Material supplied

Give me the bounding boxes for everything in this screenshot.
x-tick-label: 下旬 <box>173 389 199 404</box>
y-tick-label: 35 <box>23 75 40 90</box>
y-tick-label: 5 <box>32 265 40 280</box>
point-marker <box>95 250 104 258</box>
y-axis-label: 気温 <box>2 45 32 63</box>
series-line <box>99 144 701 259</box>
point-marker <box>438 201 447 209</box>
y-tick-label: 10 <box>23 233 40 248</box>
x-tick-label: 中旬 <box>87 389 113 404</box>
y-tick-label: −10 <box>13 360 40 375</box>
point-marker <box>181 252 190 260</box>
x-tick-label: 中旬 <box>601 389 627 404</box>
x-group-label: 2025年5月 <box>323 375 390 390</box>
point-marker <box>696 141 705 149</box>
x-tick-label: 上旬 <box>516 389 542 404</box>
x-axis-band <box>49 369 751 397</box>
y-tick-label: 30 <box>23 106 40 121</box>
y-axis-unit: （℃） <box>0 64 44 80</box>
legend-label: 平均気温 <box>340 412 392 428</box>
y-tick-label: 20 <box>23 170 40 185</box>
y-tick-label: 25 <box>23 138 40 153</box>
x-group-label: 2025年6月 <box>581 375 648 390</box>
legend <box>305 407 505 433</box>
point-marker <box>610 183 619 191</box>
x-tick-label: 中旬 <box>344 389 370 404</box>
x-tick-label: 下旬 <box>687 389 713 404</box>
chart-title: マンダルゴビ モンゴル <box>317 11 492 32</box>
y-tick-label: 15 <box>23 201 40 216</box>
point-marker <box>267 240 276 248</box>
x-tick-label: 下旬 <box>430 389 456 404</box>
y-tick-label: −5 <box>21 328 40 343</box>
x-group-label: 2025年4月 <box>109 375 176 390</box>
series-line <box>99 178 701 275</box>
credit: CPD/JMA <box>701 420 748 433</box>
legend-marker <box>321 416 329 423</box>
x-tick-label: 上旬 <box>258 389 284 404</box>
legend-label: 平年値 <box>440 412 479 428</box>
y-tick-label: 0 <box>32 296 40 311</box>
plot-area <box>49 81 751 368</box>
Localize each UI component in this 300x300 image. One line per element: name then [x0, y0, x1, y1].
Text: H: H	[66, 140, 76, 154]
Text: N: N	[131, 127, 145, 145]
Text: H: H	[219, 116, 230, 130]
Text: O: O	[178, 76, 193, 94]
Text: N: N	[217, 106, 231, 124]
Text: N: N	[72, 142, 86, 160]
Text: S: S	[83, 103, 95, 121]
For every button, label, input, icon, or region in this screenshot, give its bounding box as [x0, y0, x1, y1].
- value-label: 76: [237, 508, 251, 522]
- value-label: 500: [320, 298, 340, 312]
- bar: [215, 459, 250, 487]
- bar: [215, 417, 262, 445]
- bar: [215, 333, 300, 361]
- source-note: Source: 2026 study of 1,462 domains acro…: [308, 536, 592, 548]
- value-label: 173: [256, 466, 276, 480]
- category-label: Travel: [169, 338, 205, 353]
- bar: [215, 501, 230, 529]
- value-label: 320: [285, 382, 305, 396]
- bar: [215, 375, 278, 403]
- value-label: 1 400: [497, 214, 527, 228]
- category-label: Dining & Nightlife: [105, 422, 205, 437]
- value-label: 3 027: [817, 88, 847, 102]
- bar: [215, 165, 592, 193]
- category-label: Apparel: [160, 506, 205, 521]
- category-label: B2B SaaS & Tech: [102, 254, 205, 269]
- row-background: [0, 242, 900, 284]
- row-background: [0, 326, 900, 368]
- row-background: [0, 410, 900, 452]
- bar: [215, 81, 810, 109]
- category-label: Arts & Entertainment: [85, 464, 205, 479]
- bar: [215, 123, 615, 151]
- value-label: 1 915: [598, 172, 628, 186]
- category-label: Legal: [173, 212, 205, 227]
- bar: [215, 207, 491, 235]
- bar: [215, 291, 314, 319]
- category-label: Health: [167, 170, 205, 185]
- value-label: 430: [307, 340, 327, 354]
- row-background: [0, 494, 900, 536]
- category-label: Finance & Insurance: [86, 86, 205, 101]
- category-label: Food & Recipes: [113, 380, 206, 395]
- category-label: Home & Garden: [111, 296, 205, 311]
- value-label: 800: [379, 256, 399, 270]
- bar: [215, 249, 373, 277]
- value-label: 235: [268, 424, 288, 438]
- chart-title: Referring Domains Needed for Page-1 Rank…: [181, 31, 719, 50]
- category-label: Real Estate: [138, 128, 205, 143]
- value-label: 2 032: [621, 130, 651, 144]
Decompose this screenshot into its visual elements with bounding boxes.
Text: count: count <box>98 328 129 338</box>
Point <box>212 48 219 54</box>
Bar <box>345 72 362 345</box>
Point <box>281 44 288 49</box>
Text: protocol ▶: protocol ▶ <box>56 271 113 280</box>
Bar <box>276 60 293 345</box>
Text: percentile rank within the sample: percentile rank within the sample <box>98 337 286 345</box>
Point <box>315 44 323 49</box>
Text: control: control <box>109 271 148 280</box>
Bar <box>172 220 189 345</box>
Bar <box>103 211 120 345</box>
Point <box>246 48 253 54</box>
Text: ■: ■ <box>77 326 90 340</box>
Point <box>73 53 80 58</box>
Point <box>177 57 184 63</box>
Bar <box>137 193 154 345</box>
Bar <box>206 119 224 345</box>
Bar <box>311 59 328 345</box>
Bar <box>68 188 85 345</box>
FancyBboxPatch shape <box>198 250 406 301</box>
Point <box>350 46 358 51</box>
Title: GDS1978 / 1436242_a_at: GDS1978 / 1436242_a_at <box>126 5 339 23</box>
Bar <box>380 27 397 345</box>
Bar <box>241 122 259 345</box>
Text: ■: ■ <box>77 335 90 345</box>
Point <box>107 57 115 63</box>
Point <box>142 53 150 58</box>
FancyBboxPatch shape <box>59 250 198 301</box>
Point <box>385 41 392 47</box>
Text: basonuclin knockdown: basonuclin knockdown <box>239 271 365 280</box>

What to work on
Reproduce every one of the records above line for line, keeping each character, space and number the same.

Exercise output
Give me the bounding boxes for everything in this screenshot.
x-tick-label: 下旬 <box>173 389 199 404</box>
y-tick-label: 35 <box>23 75 40 90</box>
y-tick-label: 5 <box>32 265 40 280</box>
point-marker <box>95 250 104 258</box>
y-axis-label: 気温 <box>2 45 32 63</box>
series-line <box>99 144 701 259</box>
point-marker <box>438 201 447 209</box>
y-tick-label: 10 <box>23 233 40 248</box>
x-tick-label: 中旬 <box>87 389 113 404</box>
y-tick-label: −10 <box>13 360 40 375</box>
point-marker <box>181 252 190 260</box>
x-tick-label: 中旬 <box>601 389 627 404</box>
x-group-label: 2025年5月 <box>323 375 390 390</box>
point-marker <box>696 141 705 149</box>
x-tick-label: 上旬 <box>516 389 542 404</box>
x-axis-band <box>49 369 751 397</box>
y-tick-label: 30 <box>23 106 40 121</box>
y-axis-unit: （℃） <box>0 64 44 80</box>
legend-label: 平均気温 <box>340 412 392 428</box>
y-tick-label: 20 <box>23 170 40 185</box>
y-tick-label: 25 <box>23 138 40 153</box>
x-group-label: 2025年6月 <box>581 375 648 390</box>
legend <box>305 407 505 433</box>
point-marker <box>610 183 619 191</box>
x-tick-label: 中旬 <box>344 389 370 404</box>
x-tick-label: 下旬 <box>687 389 713 404</box>
chart-title: マンダルゴビ モンゴル <box>317 11 492 32</box>
y-tick-label: 15 <box>23 201 40 216</box>
point-marker <box>267 240 276 248</box>
x-tick-label: 下旬 <box>430 389 456 404</box>
y-tick-label: −5 <box>21 328 40 343</box>
x-group-label: 2025年4月 <box>109 375 176 390</box>
series-line <box>99 178 701 275</box>
credit: CPD/JMA <box>701 420 748 433</box>
legend-marker <box>321 416 329 423</box>
x-tick-label: 上旬 <box>258 389 284 404</box>
legend-label: 平年値 <box>440 412 479 428</box>
y-tick-label: 0 <box>32 296 40 311</box>
plot-area <box>49 81 751 368</box>
Localize each UI component in this 300x300 image. One line per element: name then [x0, y0, x1, y1].
Text: H: H	[66, 140, 76, 154]
Text: N: N	[131, 127, 145, 145]
Text: H: H	[219, 116, 230, 130]
Text: O: O	[178, 76, 193, 94]
Text: N: N	[217, 106, 231, 124]
Text: N: N	[72, 142, 86, 160]
Text: S: S	[83, 103, 95, 121]
For every button, label, input, icon, or region in this screenshot, give its bounding box as [x0, y0, x1, y1].
- value-label: 76: [237, 508, 251, 522]
- value-label: 500: [320, 298, 340, 312]
- bar: [215, 459, 250, 487]
- bar: [215, 417, 262, 445]
- bar: [215, 333, 300, 361]
- source-note: Source: 2026 study of 1,462 domains acro…: [308, 536, 592, 548]
- value-label: 173: [256, 466, 276, 480]
- category-label: Travel: [169, 338, 205, 353]
- bar: [215, 501, 230, 529]
- value-label: 320: [285, 382, 305, 396]
- bar: [215, 375, 278, 403]
- value-label: 1 400: [497, 214, 527, 228]
- category-label: Dining & Nightlife: [105, 422, 205, 437]
- value-label: 3 027: [817, 88, 847, 102]
- bar: [215, 165, 592, 193]
- category-label: Apparel: [160, 506, 205, 521]
- category-label: B2B SaaS & Tech: [102, 254, 205, 269]
- row-background: [0, 242, 900, 284]
- row-background: [0, 326, 900, 368]
- row-background: [0, 410, 900, 452]
- bar: [215, 81, 810, 109]
- category-label: Arts & Entertainment: [85, 464, 205, 479]
- bar: [215, 123, 615, 151]
- value-label: 1 915: [598, 172, 628, 186]
- category-label: Legal: [173, 212, 205, 227]
- bar: [215, 207, 491, 235]
- bar: [215, 291, 314, 319]
- category-label: Health: [167, 170, 205, 185]
- value-label: 430: [307, 340, 327, 354]
- row-background: [0, 494, 900, 536]
- category-label: Finance & Insurance: [86, 86, 205, 101]
- category-label: Food & Recipes: [113, 380, 206, 395]
- category-label: Home & Garden: [111, 296, 205, 311]
- value-label: 800: [379, 256, 399, 270]
- bar: [215, 249, 373, 277]
- value-label: 235: [268, 424, 288, 438]
- chart-title: Referring Domains Needed for Page-1 Rank…: [181, 31, 719, 50]
- category-label: Real Estate: [138, 128, 205, 143]
- value-label: 2 032: [621, 130, 651, 144]
Decompose this screenshot into its visual elements with bounding boxes.
Text: count: count <box>98 328 129 338</box>
Point <box>212 48 219 54</box>
Bar <box>345 72 362 345</box>
Point <box>281 44 288 49</box>
Text: protocol ▶: protocol ▶ <box>56 271 113 280</box>
Bar <box>276 60 293 345</box>
Text: percentile rank within the sample: percentile rank within the sample <box>98 337 286 345</box>
Point <box>315 44 323 49</box>
Text: control: control <box>109 271 148 280</box>
Bar <box>172 220 189 345</box>
Bar <box>103 211 120 345</box>
Point <box>246 48 253 54</box>
Text: ■: ■ <box>77 326 90 340</box>
Point <box>73 53 80 58</box>
Point <box>177 57 184 63</box>
Bar <box>137 193 154 345</box>
Bar <box>206 119 224 345</box>
Bar <box>311 59 328 345</box>
Bar <box>68 188 85 345</box>
FancyBboxPatch shape <box>198 250 406 301</box>
Point <box>350 46 358 51</box>
Title: GDS1978 / 1436242_a_at: GDS1978 / 1436242_a_at <box>126 5 339 23</box>
Bar <box>380 27 397 345</box>
Bar <box>241 122 259 345</box>
Text: ■: ■ <box>77 335 90 345</box>
Point <box>107 57 115 63</box>
Point <box>142 53 150 58</box>
FancyBboxPatch shape <box>59 250 198 301</box>
Point <box>385 41 392 47</box>
Text: basonuclin knockdown: basonuclin knockdown <box>239 271 365 280</box>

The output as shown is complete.